Please list all lines of the material below in which the string "used" occurs.
>> Start The records
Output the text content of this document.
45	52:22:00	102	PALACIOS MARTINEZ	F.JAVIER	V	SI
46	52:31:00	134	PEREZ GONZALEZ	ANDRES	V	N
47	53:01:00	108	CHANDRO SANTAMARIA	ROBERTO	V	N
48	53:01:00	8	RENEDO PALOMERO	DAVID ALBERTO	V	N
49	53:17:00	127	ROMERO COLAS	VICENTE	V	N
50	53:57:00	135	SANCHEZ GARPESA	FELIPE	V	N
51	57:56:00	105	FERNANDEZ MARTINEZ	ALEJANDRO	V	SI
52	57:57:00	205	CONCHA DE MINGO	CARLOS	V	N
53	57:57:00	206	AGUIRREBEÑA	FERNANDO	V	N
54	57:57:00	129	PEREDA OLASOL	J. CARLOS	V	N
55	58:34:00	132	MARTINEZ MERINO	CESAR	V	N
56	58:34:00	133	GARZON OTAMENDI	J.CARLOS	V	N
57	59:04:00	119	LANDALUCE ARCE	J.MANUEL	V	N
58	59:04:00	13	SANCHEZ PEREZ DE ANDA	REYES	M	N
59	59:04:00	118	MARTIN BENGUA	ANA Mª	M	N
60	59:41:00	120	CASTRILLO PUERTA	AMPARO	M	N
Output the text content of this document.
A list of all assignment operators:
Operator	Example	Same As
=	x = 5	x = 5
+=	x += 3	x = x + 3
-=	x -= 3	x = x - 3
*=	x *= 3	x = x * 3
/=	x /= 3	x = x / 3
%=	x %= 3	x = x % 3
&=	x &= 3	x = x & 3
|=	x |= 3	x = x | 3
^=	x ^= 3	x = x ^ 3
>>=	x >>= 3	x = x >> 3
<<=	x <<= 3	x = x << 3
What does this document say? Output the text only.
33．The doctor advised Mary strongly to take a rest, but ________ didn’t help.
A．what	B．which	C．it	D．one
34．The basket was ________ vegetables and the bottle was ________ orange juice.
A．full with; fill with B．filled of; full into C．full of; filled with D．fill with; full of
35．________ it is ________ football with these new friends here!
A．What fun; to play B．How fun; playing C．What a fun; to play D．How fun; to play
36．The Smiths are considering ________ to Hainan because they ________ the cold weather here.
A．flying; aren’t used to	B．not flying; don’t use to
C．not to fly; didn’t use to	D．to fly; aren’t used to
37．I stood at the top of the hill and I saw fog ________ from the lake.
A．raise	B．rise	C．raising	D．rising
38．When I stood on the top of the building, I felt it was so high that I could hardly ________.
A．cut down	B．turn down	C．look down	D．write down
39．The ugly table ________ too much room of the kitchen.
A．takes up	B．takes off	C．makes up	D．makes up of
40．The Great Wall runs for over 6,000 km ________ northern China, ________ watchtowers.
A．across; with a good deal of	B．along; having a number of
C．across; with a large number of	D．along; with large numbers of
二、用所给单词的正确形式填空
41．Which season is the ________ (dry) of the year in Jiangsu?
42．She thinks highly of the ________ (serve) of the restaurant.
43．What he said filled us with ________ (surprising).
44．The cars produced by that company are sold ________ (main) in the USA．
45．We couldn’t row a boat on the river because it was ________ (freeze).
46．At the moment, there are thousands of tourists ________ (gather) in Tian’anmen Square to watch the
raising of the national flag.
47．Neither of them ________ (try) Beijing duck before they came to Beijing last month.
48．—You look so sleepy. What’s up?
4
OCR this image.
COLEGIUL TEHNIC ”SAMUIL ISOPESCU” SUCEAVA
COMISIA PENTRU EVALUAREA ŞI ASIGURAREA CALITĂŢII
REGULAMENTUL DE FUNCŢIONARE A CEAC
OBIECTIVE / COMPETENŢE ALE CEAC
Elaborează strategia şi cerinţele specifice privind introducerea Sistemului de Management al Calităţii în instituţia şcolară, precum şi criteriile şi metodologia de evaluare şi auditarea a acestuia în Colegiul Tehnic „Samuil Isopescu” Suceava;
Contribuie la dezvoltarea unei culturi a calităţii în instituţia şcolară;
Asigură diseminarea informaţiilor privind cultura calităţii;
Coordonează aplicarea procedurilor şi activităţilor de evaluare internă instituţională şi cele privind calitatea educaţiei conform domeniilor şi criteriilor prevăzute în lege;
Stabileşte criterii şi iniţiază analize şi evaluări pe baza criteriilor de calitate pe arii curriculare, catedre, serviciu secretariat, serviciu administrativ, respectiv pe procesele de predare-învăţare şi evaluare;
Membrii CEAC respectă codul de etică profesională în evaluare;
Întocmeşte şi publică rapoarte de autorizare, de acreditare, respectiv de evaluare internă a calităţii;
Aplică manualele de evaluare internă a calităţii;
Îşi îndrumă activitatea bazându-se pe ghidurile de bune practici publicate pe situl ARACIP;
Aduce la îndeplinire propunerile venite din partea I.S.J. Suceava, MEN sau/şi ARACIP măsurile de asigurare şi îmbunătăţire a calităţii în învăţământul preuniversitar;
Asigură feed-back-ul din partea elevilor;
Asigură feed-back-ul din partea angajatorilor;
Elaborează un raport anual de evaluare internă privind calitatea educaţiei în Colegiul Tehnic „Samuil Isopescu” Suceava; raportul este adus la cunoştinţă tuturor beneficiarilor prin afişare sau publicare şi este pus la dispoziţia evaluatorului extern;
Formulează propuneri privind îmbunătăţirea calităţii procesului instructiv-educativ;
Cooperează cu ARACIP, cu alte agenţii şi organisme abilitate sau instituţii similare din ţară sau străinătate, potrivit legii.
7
>> End The records
* [Response to the task]
A．flying; aren’t used to	B．not flying; don’t use to
C．not to fly; didn’t use to	D．to fly; aren’t used to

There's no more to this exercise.